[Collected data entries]
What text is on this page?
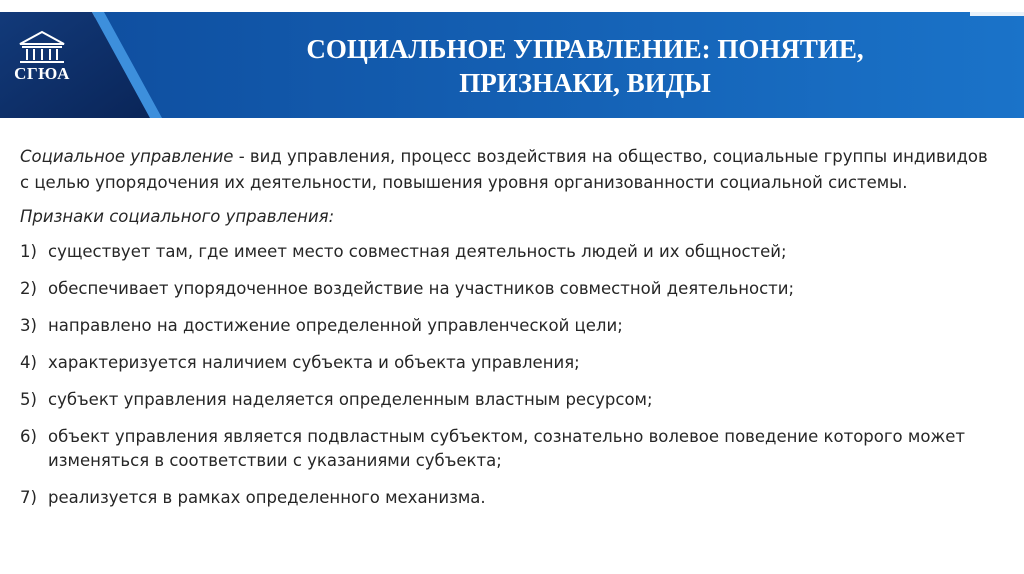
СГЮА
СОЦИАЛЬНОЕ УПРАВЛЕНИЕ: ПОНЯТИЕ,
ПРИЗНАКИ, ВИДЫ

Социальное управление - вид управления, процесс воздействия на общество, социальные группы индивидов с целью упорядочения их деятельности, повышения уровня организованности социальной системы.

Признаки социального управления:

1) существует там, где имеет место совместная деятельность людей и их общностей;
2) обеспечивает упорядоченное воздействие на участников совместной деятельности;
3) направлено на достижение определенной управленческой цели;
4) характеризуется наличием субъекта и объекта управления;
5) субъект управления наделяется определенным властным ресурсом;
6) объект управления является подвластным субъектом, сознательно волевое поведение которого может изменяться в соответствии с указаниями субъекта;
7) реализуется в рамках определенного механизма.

TASK STATEMENT —
List the lines of the material in which the word "деятельности" occurs.

FINAL RESULT —
Социальное управление - вид управления, процесс воздействия на общество, социальные группы индивидов с целью упорядочения их деятельности, повышения уровня организованности социальной системы.
2) обеспечивает упорядоченное воздействие на участников совместной деятельности;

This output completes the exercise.